SET EXERCISE:
Can you transcribe every record below exactly as it appears?

RECORDS FOR THE EXERCISE:
------------------------------

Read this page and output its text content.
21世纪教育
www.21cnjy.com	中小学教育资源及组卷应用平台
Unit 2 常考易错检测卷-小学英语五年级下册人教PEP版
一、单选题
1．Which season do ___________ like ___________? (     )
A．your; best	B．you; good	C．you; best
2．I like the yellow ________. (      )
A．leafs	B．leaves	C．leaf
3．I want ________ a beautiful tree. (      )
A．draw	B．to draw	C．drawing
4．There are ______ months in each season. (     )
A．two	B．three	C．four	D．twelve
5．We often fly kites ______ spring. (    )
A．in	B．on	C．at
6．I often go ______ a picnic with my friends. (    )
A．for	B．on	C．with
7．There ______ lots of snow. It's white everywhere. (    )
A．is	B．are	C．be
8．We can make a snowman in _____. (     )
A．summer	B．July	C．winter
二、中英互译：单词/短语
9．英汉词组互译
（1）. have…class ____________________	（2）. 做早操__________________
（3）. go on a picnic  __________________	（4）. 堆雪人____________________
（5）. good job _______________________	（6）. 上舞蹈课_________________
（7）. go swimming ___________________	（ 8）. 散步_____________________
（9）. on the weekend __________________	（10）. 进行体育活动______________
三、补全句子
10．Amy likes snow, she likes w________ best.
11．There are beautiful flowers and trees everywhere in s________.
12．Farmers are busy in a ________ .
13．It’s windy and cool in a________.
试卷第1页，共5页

------------------------------

PROBLEM SOLUTION:
Read this page and output its text content.
21世纪教育
www.21cnjy.com	中小学教育资源及组卷应用平台
Unit 2 常考易错检测卷-小学英语五年级下册人教PEP版
一、单选题
1．Which season do ___________ like ___________? (     )
A．your; best	B．you; good	C．you; best
2．I like the yellow ________. (      )
A．leafs	B．leaves	C．leaf
3．I want ________ a beautiful tree. (      )
A．draw	B．to draw	C．drawing
4．There are ______ months in each season. (     )
A．two	B．three	C．four	D．twelve
5．We often fly kites ______ spring. (    )
A．in	B．on	C．at
6．I often go ______ a picnic with my friends. (    )
A．for	B．on	C．with
7．There ______ lots of snow. It's white everywhere. (    )
A．is	B．are	C．be
8．We can make a snowman in _____. (     )
A．summer	B．July	C．winter
二、中英互译：单词/短语
9．英汉词组互译
（1）. have…class ____________________	（2）. 做早操__________________
（3）. go on a picnic  __________________	（4）. 堆雪人____________________
（5）. good job _______________________	（6）. 上舞蹈课_________________
（7）. go swimming ___________________	（ 8）. 散步_____________________
（9）. on the weekend __________________	（10）. 进行体育活动______________
三、补全句子
10．Amy likes snow, she likes w________ best.
11．There are beautiful flowers and trees everywhere in s________.
12．Farmers are busy in a ________ .
13．It’s windy and cool in a________.
试卷第1页，共5页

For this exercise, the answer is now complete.